**** Data lines

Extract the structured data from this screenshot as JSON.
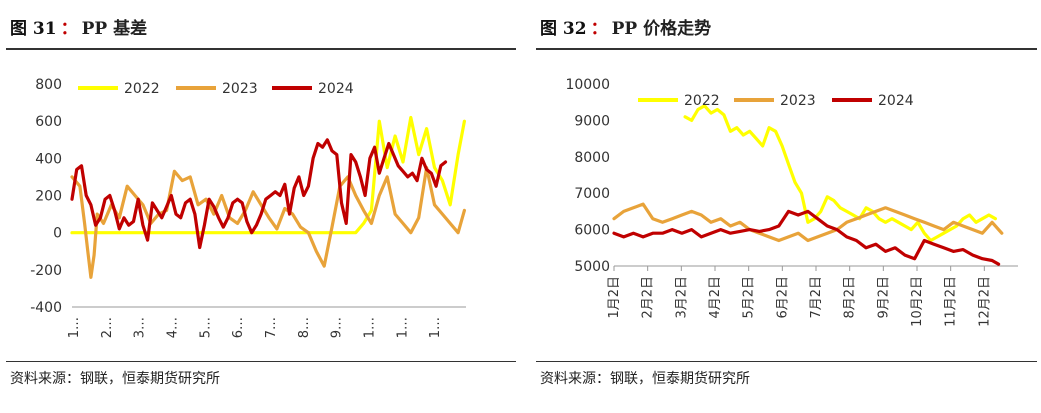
{
  "chart_data": [
    {
      "type": "line",
      "figure_label": "图 31",
      "colon": "：",
      "title": "PP 基差",
      "ylim": [
        -400,
        800
      ],
      "yticks": [
        800,
        600,
        400,
        200,
        0,
        -200,
        -400
      ],
      "xticks": [
        "1…",
        "2…",
        "3…",
        "4…",
        "5…",
        "6…",
        "7…",
        "8…",
        "9…",
        "1…",
        "1…",
        "1…"
      ],
      "x_count": 250,
      "legend_position": "top",
      "series": [
        {
          "name": "2022",
          "color": "#ffff00",
          "x": [
            0,
            10,
            20,
            30,
            40,
            50,
            60,
            70,
            80,
            90,
            100,
            110,
            120,
            130,
            140,
            150,
            160,
            170,
            180,
            185,
            190,
            195,
            200,
            205,
            210,
            215,
            220,
            225,
            230,
            235,
            240,
            245,
            249
          ],
          "values": [
            0,
            0,
            0,
            0,
            0,
            0,
            0,
            0,
            0,
            0,
            0,
            0,
            0,
            0,
            0,
            0,
            0,
            0,
            0,
            50,
            120,
            600,
            350,
            520,
            380,
            620,
            420,
            560,
            350,
            280,
            150,
            420,
            600
          ]
        },
        {
          "name": "2023",
          "color": "#e8a33a",
          "x": [
            0,
            5,
            8,
            10,
            12,
            14,
            16,
            20,
            25,
            30,
            35,
            40,
            45,
            50,
            55,
            60,
            65,
            70,
            75,
            80,
            85,
            90,
            95,
            100,
            105,
            110,
            115,
            120,
            125,
            130,
            135,
            140,
            145,
            150,
            155,
            160,
            165,
            170,
            175,
            180,
            185,
            190,
            195,
            200,
            205,
            210,
            215,
            220,
            225,
            230,
            235,
            240,
            245,
            249
          ],
          "values": [
            300,
            250,
            50,
            -100,
            -240,
            -120,
            100,
            50,
            150,
            80,
            250,
            200,
            150,
            50,
            100,
            120,
            330,
            280,
            300,
            150,
            180,
            100,
            200,
            80,
            50,
            120,
            220,
            150,
            80,
            20,
            130,
            100,
            30,
            0,
            -100,
            -180,
            30,
            250,
            300,
            200,
            120,
            50,
            200,
            300,
            100,
            50,
            0,
            80,
            350,
            150,
            100,
            50,
            0,
            120
          ]
        },
        {
          "name": "2024",
          "color": "#c00000",
          "x": [
            0,
            3,
            6,
            9,
            12,
            15,
            18,
            21,
            24,
            27,
            30,
            33,
            36,
            39,
            42,
            45,
            48,
            51,
            54,
            57,
            60,
            63,
            66,
            69,
            72,
            75,
            78,
            81,
            84,
            87,
            90,
            93,
            96,
            99,
            102,
            105,
            108,
            111,
            114,
            117,
            120,
            123,
            126,
            129,
            132,
            135,
            138,
            141,
            144,
            147,
            150,
            153,
            156,
            159,
            162,
            165,
            168,
            171,
            174,
            177,
            180,
            183,
            186,
            189,
            192,
            195,
            198,
            201,
            204,
            207,
            210,
            213,
            216,
            219,
            222,
            225,
            228,
            231,
            234,
            237
          ],
          "values": [
            180,
            340,
            360,
            200,
            150,
            40,
            80,
            180,
            200,
            120,
            20,
            80,
            40,
            60,
            180,
            40,
            -40,
            160,
            120,
            80,
            140,
            200,
            100,
            80,
            160,
            180,
            100,
            -80,
            40,
            180,
            140,
            80,
            30,
            80,
            160,
            180,
            160,
            60,
            0,
            40,
            100,
            180,
            200,
            220,
            200,
            260,
            100,
            240,
            300,
            200,
            250,
            400,
            480,
            460,
            500,
            440,
            420,
            160,
            50,
            420,
            380,
            300,
            200,
            400,
            460,
            320,
            400,
            480,
            420,
            360,
            330,
            300,
            320,
            280,
            400,
            340,
            320,
            250,
            360,
            380
          ]
        }
      ],
      "source": "资料来源：钢联，恒泰期货研究所"
    },
    {
      "type": "line",
      "figure_label": "图 32",
      "colon": "：",
      "title": "PP 价格走势",
      "ylim": [
        5000,
        10000
      ],
      "yticks": [
        10000,
        9000,
        8000,
        7000,
        6000,
        5000
      ],
      "xticks": [
        "1月2日",
        "2月2日",
        "3月2日",
        "4月2日",
        "5月2日",
        "6月2日",
        "7月2日",
        "8月2日",
        "9月2日",
        "10月2日",
        "11月2日",
        "12月2日"
      ],
      "x_count": 12.5,
      "legend_position": "top",
      "series": [
        {
          "name": "2022",
          "color": "#ffff00",
          "x": [
            2.2,
            2.4,
            2.6,
            2.8,
            3.0,
            3.2,
            3.4,
            3.6,
            3.8,
            4.0,
            4.2,
            4.4,
            4.6,
            4.8,
            5.0,
            5.2,
            5.4,
            5.6,
            5.8,
            6.0,
            6.2,
            6.4,
            6.6,
            6.8,
            7.0,
            7.2,
            7.4,
            7.6,
            7.8,
            8.0,
            8.2,
            8.4,
            8.6,
            8.8,
            9.0,
            9.2,
            9.4,
            9.6,
            9.8,
            10.0,
            10.2,
            10.4,
            10.6,
            10.8,
            11.0,
            11.2,
            11.4,
            11.6,
            11.8
          ],
          "values": [
            9100,
            9000,
            9300,
            9400,
            9200,
            9300,
            9150,
            8700,
            8800,
            8600,
            8700,
            8500,
            8300,
            8800,
            8700,
            8300,
            7800,
            7300,
            7000,
            6200,
            6300,
            6500,
            6900,
            6800,
            6600,
            6500,
            6400,
            6300,
            6600,
            6500,
            6300,
            6200,
            6300,
            6200,
            6100,
            6000,
            6200,
            5900,
            5700,
            5800,
            5900,
            6000,
            6100,
            6300,
            6400,
            6200,
            6300,
            6400,
            6300
          ]
        },
        {
          "name": "2023",
          "color": "#e8a33a",
          "x": [
            0,
            0.3,
            0.6,
            0.9,
            1.2,
            1.5,
            1.8,
            2.1,
            2.4,
            2.7,
            3.0,
            3.3,
            3.6,
            3.9,
            4.2,
            4.5,
            4.8,
            5.1,
            5.4,
            5.7,
            6.0,
            6.3,
            6.6,
            6.9,
            7.2,
            7.5,
            7.8,
            8.1,
            8.4,
            8.7,
            9.0,
            9.3,
            9.6,
            9.9,
            10.2,
            10.5,
            10.8,
            11.1,
            11.4,
            11.7,
            12.0
          ],
          "values": [
            6300,
            6500,
            6600,
            6700,
            6300,
            6200,
            6300,
            6400,
            6500,
            6400,
            6200,
            6300,
            6100,
            6200,
            6000,
            5900,
            5800,
            5700,
            5800,
            5900,
            5700,
            5800,
            5900,
            6000,
            6200,
            6300,
            6400,
            6500,
            6600,
            6500,
            6400,
            6300,
            6200,
            6100,
            6000,
            6200,
            6100,
            6000,
            5900,
            6200,
            5900
          ]
        },
        {
          "name": "2024",
          "color": "#c00000",
          "x": [
            0,
            0.3,
            0.6,
            0.9,
            1.2,
            1.5,
            1.8,
            2.1,
            2.4,
            2.7,
            3.0,
            3.3,
            3.6,
            3.9,
            4.2,
            4.5,
            4.8,
            5.1,
            5.4,
            5.7,
            6.0,
            6.3,
            6.6,
            6.9,
            7.2,
            7.5,
            7.8,
            8.1,
            8.4,
            8.7,
            9.0,
            9.3,
            9.6,
            9.9,
            10.2,
            10.5,
            10.8,
            11.1,
            11.4,
            11.7,
            11.9
          ],
          "values": [
            5900,
            5800,
            5900,
            5800,
            5900,
            5900,
            6000,
            5900,
            6000,
            5800,
            5900,
            6000,
            5900,
            5950,
            6000,
            5950,
            6000,
            6100,
            6500,
            6400,
            6500,
            6300,
            6100,
            6000,
            5800,
            5700,
            5500,
            5600,
            5400,
            5500,
            5300,
            5200,
            5700,
            5600,
            5500,
            5400,
            5450,
            5300,
            5200,
            5150,
            5050
          ]
        }
      ],
      "source": "资料来源：钢联，恒泰期货研究所"
    }
  ]
}
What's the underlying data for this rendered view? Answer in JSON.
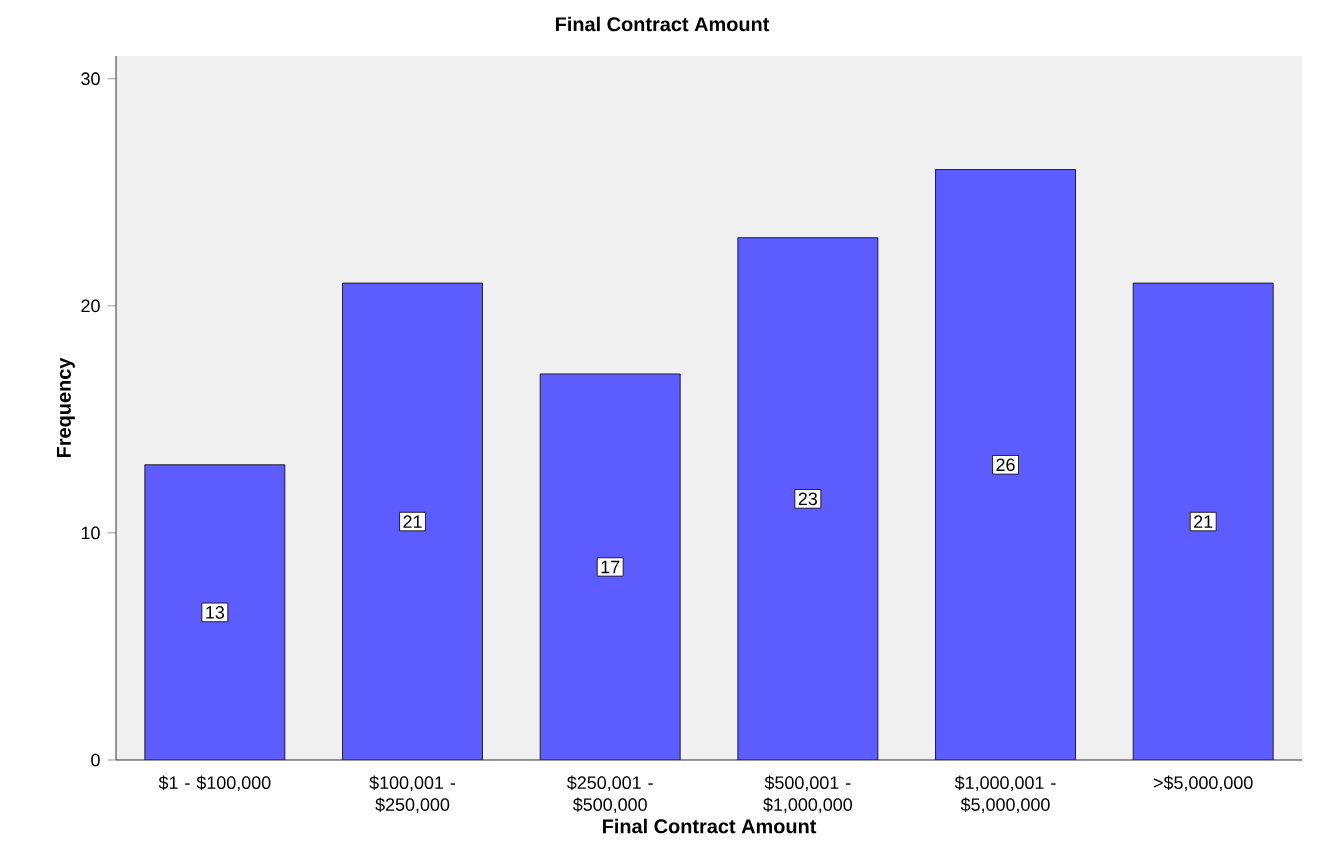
{
  "chart_data": {
    "type": "bar",
    "title": "Final Contract Amount",
    "xlabel": "Final Contract Amount",
    "ylabel": "Frequency",
    "categories": [
      "$1 - $100,000",
      "$100,001 - $250,000",
      "$250,001 - $500,000",
      "$500,001 - $1,000,000",
      "$1,000,001 - $5,000,000",
      ">$5,000,000"
    ],
    "values": [
      13,
      21,
      17,
      23,
      26,
      21
    ],
    "color": "#5c5cff",
    "ylim": [
      0,
      31
    ],
    "yticks": [
      0,
      10,
      20,
      30
    ],
    "data_labels": true
  }
}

********

### The task
Locate each line with the word "Amount" and copy it.

### Response below
    "title": "Final Contract Amount",
    "xlabel": "Final Contract Amount",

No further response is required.